----- Materials provided

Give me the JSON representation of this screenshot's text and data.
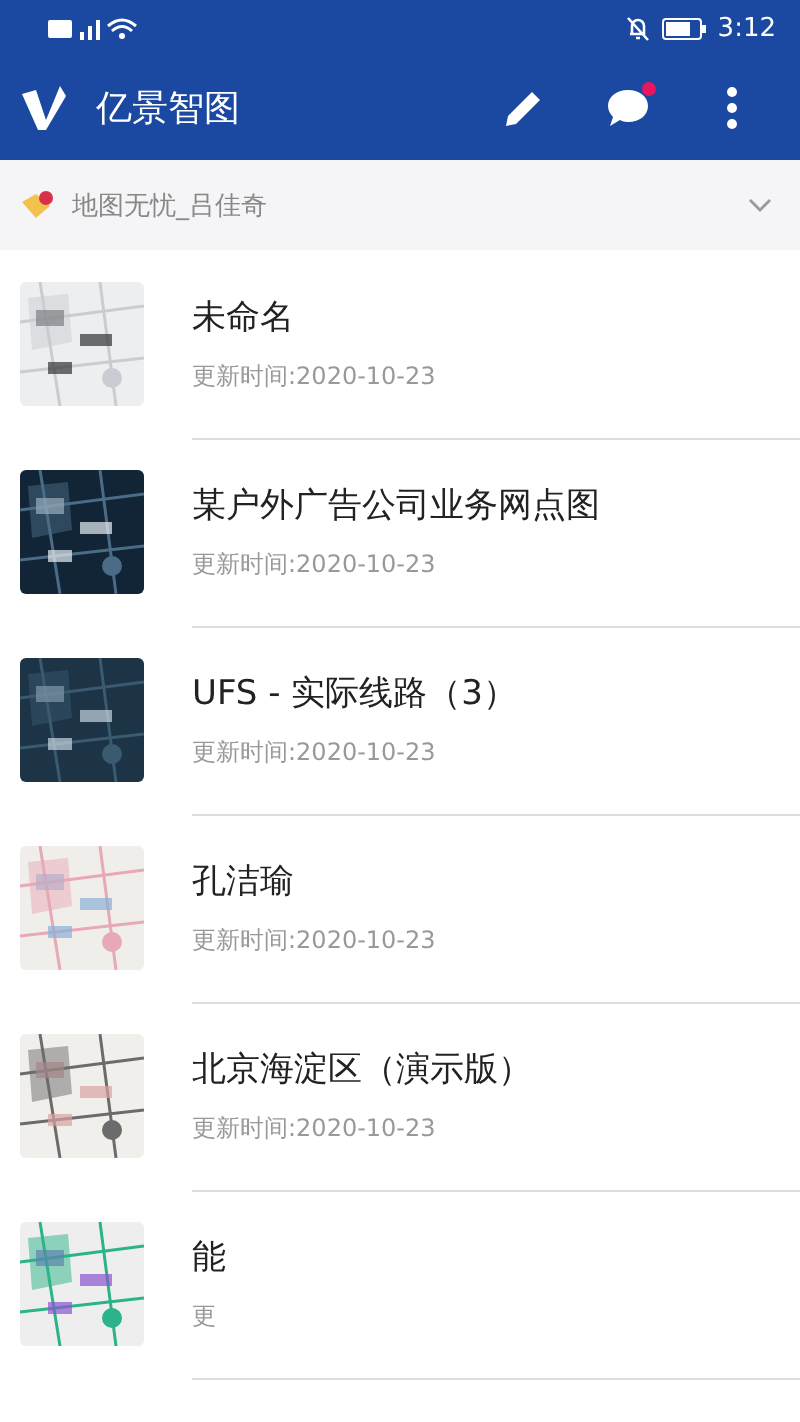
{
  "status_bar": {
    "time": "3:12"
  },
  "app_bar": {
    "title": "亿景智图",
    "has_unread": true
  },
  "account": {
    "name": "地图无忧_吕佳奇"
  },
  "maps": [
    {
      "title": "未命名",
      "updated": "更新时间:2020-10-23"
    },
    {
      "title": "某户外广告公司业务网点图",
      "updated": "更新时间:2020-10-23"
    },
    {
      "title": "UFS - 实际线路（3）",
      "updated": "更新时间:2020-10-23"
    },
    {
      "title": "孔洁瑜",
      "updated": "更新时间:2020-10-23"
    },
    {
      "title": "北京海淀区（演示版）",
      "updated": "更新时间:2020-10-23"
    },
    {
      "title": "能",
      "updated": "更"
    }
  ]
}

----------

» **Exercise directions**:
Every line of the data above should be quoted exactly. Omit the pictures.

» **Full response**:
Give me the JSON representation of this screenshot's text and data.
{
  "status_bar": {
    "time": "3:12"
  },
  "app_bar": {
    "title": "亿景智图",
    "has_unread": true
  },
  "account": {
    "name": "地图无忧_吕佳奇"
  },
  "maps": [
    {
      "title": "未命名",
      "updated": "更新时间:2020-10-23"
    },
    {
      "title": "某户外广告公司业务网点图",
      "updated": "更新时间:2020-10-23"
    },
    {
      "title": "UFS - 实际线路（3）",
      "updated": "更新时间:2020-10-23"
    },
    {
      "title": "孔洁瑜",
      "updated": "更新时间:2020-10-23"
    },
    {
      "title": "北京海淀区（演示版）",
      "updated": "更新时间:2020-10-23"
    },
    {
      "title": "能",
      "updated": "更"
    }
  ]
}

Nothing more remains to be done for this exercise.